> [Your objective]
Reproduce every row below verbatim, character for character and in the original order.
┌─ Exercise materials
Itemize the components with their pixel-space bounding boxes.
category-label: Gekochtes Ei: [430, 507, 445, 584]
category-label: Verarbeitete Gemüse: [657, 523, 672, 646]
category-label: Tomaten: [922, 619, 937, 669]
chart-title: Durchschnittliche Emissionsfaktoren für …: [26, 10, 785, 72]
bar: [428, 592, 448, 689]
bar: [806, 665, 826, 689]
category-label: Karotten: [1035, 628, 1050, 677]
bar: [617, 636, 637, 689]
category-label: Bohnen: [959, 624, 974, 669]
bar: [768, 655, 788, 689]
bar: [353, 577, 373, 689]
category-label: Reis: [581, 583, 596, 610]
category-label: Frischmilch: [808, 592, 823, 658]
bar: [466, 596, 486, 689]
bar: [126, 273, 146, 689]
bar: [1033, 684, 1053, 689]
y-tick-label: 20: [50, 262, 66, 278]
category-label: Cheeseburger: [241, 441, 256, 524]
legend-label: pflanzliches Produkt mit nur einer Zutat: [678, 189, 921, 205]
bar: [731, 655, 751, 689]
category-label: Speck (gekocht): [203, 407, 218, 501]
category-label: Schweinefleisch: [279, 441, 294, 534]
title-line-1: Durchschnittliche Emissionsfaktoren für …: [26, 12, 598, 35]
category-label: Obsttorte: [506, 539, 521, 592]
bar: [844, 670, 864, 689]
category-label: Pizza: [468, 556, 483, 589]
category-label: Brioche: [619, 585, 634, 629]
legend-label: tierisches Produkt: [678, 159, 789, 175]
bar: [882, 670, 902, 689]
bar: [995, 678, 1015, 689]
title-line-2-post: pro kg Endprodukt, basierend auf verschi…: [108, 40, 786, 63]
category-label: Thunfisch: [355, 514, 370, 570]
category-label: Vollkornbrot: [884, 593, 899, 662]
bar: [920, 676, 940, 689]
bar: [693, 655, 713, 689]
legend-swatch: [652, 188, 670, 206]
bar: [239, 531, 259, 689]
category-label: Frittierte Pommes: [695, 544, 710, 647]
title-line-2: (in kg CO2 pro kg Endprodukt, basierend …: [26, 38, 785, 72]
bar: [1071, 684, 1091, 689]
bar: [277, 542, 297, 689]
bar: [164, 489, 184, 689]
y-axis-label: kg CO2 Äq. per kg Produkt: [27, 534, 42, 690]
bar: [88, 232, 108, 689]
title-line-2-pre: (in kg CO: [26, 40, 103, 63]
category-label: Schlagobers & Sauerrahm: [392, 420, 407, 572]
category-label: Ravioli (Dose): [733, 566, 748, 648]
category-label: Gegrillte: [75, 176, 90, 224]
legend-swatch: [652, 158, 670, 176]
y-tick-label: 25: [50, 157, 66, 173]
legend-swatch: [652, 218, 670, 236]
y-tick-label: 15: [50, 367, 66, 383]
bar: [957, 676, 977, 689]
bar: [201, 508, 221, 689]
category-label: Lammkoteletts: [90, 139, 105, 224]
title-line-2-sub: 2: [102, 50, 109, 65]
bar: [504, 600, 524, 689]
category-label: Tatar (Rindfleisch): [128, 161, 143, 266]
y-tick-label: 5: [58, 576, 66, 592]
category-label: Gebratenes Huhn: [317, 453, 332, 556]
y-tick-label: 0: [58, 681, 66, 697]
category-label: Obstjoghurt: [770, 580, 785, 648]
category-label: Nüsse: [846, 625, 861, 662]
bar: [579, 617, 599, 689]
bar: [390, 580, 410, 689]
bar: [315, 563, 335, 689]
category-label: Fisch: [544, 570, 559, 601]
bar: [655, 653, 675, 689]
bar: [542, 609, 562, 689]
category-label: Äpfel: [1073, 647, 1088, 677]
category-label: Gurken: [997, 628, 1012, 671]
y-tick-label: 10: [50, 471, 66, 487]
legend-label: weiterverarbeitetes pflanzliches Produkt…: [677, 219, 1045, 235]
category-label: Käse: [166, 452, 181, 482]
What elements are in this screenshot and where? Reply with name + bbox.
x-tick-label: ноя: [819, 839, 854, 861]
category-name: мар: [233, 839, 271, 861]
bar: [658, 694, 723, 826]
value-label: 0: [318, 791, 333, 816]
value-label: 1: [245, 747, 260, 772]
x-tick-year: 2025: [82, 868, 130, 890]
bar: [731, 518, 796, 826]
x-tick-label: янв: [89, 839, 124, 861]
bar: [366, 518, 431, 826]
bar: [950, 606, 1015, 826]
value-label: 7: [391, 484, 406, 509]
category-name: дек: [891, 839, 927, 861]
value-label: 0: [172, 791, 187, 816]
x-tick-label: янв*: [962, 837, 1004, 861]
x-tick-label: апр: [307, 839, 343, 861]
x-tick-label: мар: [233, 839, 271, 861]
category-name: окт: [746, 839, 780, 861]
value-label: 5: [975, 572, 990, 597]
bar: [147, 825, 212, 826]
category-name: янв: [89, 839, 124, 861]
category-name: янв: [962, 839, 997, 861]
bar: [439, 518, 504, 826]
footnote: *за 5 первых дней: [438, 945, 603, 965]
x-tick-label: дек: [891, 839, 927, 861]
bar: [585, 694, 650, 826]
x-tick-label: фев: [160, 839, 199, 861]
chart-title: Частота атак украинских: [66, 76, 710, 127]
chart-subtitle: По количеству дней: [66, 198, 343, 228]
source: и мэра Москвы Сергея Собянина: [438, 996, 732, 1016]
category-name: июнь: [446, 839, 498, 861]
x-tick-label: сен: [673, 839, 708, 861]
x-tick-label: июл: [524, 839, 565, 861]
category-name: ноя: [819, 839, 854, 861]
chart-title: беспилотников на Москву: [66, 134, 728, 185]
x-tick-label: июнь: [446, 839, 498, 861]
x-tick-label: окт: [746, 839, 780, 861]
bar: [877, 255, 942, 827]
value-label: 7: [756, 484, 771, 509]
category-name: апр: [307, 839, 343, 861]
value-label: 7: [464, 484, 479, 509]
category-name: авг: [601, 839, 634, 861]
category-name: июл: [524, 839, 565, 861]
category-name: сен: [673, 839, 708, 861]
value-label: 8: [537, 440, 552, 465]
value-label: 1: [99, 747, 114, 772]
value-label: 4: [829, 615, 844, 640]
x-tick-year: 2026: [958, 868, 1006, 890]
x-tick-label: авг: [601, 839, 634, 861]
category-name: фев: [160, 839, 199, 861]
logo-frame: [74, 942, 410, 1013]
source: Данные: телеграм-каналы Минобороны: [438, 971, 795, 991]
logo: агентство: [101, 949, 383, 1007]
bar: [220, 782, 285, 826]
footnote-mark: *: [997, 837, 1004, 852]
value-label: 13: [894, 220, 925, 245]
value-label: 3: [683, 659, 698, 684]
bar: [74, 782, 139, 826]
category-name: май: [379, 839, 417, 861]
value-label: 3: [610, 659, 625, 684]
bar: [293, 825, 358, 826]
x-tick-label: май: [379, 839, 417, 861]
└─
> [The output]
Itemize the components with their pixel-space bounding boxes.
category-label: Gekochtes Ei: [430, 507, 445, 584]
category-label: Verarbeitete Gemüse: [657, 523, 672, 646]
category-label: Tomaten: [922, 619, 937, 669]
chart-title: Durchschnittliche Emissionsfaktoren für …: [26, 10, 785, 72]
bar: [428, 592, 448, 689]
bar: [806, 665, 826, 689]
category-label: Karotten: [1035, 628, 1050, 677]
bar: [617, 636, 637, 689]
category-label: Bohnen: [959, 624, 974, 669]
bar: [768, 655, 788, 689]
bar: [353, 577, 373, 689]
category-label: Reis: [581, 583, 596, 610]
category-label: Frischmilch: [808, 592, 823, 658]
bar: [466, 596, 486, 689]
bar: [126, 273, 146, 689]
bar: [1033, 684, 1053, 689]
y-tick-label: 20: [50, 262, 66, 278]
category-label: Cheeseburger: [241, 441, 256, 524]
legend-label: pflanzliches Produkt mit nur einer Zutat: [678, 189, 921, 205]
bar: [731, 655, 751, 689]
category-label: Speck (gekocht): [203, 407, 218, 501]
category-label: Schweinefleisch: [279, 441, 294, 534]
title-line-1: Durchschnittliche Emissionsfaktoren für …: [26, 12, 598, 35]
category-label: Obsttorte: [506, 539, 521, 592]
bar: [844, 670, 864, 689]
category-label: Pizza: [468, 556, 483, 589]
category-label: Brioche: [619, 585, 634, 629]
legend-label: tierisches Produkt: [678, 159, 789, 175]
bar: [882, 670, 902, 689]
bar: [995, 678, 1015, 689]
title-line-2-post: pro kg Endprodukt, basierend auf verschi…: [108, 40, 786, 63]
category-label: Thunfisch: [355, 514, 370, 570]
category-label: Vollkornbrot: [884, 593, 899, 662]
bar: [920, 676, 940, 689]
bar: [693, 655, 713, 689]
legend-swatch: [652, 188, 670, 206]
bar: [239, 531, 259, 689]
category-label: Frittierte Pommes: [695, 544, 710, 647]
title-line-2: (in kg CO2 pro kg Endprodukt, basierend …: [26, 38, 785, 72]
bar: [1071, 684, 1091, 689]
bar: [277, 542, 297, 689]
bar: [164, 489, 184, 689]
y-axis-label: kg CO2 Äq. per kg Produkt: [27, 534, 42, 690]
bar: [88, 232, 108, 689]
title-line-2-pre: (in kg CO: [26, 40, 103, 63]
category-label: Schlagobers & Sauerrahm: [392, 420, 407, 572]
category-label: Ravioli (Dose): [733, 566, 748, 648]
category-label: Gegrillte: [75, 176, 90, 224]
legend-swatch: [652, 158, 670, 176]
y-tick-label: 25: [50, 157, 66, 173]
legend-swatch: [652, 218, 670, 236]
y-tick-label: 15: [50, 367, 66, 383]
bar: [957, 676, 977, 689]
bar: [201, 508, 221, 689]
category-label: Lammkoteletts: [90, 139, 105, 224]
title-line-2-sub: 2: [102, 50, 109, 65]
bar: [504, 600, 524, 689]
category-label: Tatar (Rindfleisch): [128, 161, 143, 266]
y-tick-label: 5: [58, 576, 66, 592]
category-label: Gebratenes Huhn: [317, 453, 332, 556]
y-tick-label: 0: [58, 681, 66, 697]
category-label: Obstjoghurt: [770, 580, 785, 648]
category-label: Nüsse: [846, 625, 861, 662]
bar: [579, 617, 599, 689]
bar: [390, 580, 410, 689]
bar: [315, 563, 335, 689]
category-label: Fisch: [544, 570, 559, 601]
bar: [655, 653, 675, 689]
bar: [542, 609, 562, 689]
category-label: Äpfel: [1073, 647, 1088, 677]
category-label: Gurken: [997, 628, 1012, 671]
y-tick-label: 10: [50, 471, 66, 487]
legend-label: weiterverarbeitetes pflanzliches Produkt…: [677, 219, 1045, 235]
category-label: Käse: [166, 452, 181, 482]
What elements are in this screenshot and where? Reply with name + bbox.
x-tick-label: ноя: [819, 839, 854, 861]
category-name: мар: [233, 839, 271, 861]
bar: [658, 694, 723, 826]
value-label: 0: [318, 791, 333, 816]
value-label: 1: [245, 747, 260, 772]
x-tick-year: 2025: [82, 868, 130, 890]
bar: [731, 518, 796, 826]
x-tick-label: янв: [89, 839, 124, 861]
bar: [366, 518, 431, 826]
bar: [950, 606, 1015, 826]
value-label: 7: [391, 484, 406, 509]
category-name: дек: [891, 839, 927, 861]
value-label: 0: [172, 791, 187, 816]
x-tick-label: янв*: [962, 837, 1004, 861]
x-tick-label: апр: [307, 839, 343, 861]
x-tick-label: мар: [233, 839, 271, 861]
category-name: окт: [746, 839, 780, 861]
value-label: 5: [975, 572, 990, 597]
bar: [147, 825, 212, 826]
category-name: янв: [89, 839, 124, 861]
category-name: янв: [962, 839, 997, 861]
bar: [439, 518, 504, 826]
footnote: *за 5 первых дней: [438, 945, 603, 965]
x-tick-label: дек: [891, 839, 927, 861]
bar: [585, 694, 650, 826]
x-tick-label: фев: [160, 839, 199, 861]
chart-title: Частота атак украинских: [66, 76, 710, 127]
chart-subtitle: По количеству дней: [66, 198, 343, 228]
source: и мэра Москвы Сергея Собянина: [438, 996, 732, 1016]
category-name: июнь: [446, 839, 498, 861]
x-tick-label: сен: [673, 839, 708, 861]
x-tick-label: июл: [524, 839, 565, 861]
category-name: ноя: [819, 839, 854, 861]
chart-title: беспилотников на Москву: [66, 134, 728, 185]
x-tick-label: июнь: [446, 839, 498, 861]
x-tick-label: окт: [746, 839, 780, 861]
bar: [877, 255, 942, 827]
value-label: 7: [756, 484, 771, 509]
category-name: апр: [307, 839, 343, 861]
value-label: 7: [464, 484, 479, 509]
category-name: авг: [601, 839, 634, 861]
category-name: июл: [524, 839, 565, 861]
category-name: сен: [673, 839, 708, 861]
value-label: 8: [537, 440, 552, 465]
value-label: 1: [99, 747, 114, 772]
value-label: 4: [829, 615, 844, 640]
x-tick-year: 2026: [958, 868, 1006, 890]
x-tick-label: авг: [601, 839, 634, 861]
category-name: фев: [160, 839, 199, 861]
logo-frame: [74, 942, 410, 1013]
source: Данные: телеграм-каналы Минобороны: [438, 971, 795, 991]
logo: агентство: [101, 949, 383, 1007]
bar: [220, 782, 285, 826]
footnote-mark: *: [997, 837, 1004, 852]
value-label: 13: [894, 220, 925, 245]
value-label: 3: [683, 659, 698, 684]
bar: [74, 782, 139, 826]
category-name: май: [379, 839, 417, 861]
value-label: 3: [610, 659, 625, 684]
bar: [293, 825, 358, 826]
x-tick-label: май: [379, 839, 417, 861]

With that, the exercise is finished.